--- Start ---

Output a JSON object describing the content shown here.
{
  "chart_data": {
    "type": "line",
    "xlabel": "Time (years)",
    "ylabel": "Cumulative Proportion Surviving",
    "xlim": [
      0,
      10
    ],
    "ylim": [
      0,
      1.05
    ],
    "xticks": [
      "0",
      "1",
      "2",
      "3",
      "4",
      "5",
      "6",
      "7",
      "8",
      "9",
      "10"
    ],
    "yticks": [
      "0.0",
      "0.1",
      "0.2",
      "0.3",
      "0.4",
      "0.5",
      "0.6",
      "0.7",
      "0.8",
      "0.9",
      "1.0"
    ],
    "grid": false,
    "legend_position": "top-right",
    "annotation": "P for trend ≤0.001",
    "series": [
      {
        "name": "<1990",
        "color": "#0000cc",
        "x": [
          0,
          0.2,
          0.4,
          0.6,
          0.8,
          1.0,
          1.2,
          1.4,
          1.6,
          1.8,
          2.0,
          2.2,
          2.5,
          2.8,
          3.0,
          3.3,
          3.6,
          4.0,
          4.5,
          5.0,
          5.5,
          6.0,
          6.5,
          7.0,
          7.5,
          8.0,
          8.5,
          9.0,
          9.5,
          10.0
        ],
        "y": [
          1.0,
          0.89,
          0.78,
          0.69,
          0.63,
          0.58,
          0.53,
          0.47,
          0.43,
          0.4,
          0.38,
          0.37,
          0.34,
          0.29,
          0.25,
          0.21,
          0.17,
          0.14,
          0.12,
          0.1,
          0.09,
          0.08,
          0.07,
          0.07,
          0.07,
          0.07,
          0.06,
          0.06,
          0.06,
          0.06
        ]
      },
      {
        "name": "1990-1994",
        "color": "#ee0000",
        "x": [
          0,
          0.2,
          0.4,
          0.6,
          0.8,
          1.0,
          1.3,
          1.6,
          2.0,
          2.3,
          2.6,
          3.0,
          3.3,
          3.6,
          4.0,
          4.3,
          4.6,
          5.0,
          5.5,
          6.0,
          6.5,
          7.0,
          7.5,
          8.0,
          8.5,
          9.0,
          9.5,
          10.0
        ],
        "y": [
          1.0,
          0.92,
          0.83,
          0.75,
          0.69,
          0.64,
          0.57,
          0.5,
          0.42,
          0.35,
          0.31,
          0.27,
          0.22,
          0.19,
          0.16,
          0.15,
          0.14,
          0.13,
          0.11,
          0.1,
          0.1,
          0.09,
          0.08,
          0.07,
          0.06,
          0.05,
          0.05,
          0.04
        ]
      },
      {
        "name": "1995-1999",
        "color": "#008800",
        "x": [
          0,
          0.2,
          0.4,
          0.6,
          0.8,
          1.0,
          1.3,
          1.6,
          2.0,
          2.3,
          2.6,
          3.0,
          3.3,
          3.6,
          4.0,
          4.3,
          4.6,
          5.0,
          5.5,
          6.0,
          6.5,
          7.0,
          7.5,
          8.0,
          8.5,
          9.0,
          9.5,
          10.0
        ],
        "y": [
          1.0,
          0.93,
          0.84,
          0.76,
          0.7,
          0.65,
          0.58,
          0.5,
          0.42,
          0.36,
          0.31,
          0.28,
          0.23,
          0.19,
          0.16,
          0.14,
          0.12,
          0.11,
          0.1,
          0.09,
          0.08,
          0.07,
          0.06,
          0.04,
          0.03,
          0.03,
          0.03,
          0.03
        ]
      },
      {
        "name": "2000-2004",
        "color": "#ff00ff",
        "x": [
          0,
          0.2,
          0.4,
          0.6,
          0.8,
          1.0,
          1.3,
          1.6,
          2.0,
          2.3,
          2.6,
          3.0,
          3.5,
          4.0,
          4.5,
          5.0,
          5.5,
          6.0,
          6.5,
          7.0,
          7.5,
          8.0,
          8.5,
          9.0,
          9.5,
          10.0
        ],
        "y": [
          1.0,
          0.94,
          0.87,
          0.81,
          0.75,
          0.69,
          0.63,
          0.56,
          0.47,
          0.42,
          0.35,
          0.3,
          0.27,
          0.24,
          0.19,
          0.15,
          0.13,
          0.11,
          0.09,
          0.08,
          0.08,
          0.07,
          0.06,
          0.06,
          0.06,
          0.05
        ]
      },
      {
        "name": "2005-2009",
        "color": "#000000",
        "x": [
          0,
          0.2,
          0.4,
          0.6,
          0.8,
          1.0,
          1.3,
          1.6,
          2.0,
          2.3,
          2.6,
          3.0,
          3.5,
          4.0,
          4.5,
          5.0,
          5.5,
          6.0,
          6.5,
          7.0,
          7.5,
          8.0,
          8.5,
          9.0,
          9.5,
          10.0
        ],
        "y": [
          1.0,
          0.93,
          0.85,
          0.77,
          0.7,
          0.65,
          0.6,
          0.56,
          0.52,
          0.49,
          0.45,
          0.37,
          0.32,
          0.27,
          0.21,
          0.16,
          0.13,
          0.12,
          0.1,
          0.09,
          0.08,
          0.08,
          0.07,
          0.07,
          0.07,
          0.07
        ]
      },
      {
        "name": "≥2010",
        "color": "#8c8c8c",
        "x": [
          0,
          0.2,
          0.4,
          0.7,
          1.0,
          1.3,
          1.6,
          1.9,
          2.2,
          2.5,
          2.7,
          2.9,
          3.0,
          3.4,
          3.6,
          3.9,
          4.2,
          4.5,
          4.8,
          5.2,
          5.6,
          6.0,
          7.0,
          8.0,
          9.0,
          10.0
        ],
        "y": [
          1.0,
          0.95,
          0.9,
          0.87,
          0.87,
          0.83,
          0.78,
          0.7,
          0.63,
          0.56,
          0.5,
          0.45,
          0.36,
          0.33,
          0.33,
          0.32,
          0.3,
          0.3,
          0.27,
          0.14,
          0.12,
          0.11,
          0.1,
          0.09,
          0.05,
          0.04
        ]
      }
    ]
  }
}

--- End ---

◆ **EXERCISE AIM**: Find all lines holding the string "name" and copy them.

◆ **TASK RESPONSE**:
        "name": "<1990",
        "name": "1990-1994",
        "name": "1995-1999",
        "name": "2000-2004",
        "name": "2005-2009",
        "name": "≥2010",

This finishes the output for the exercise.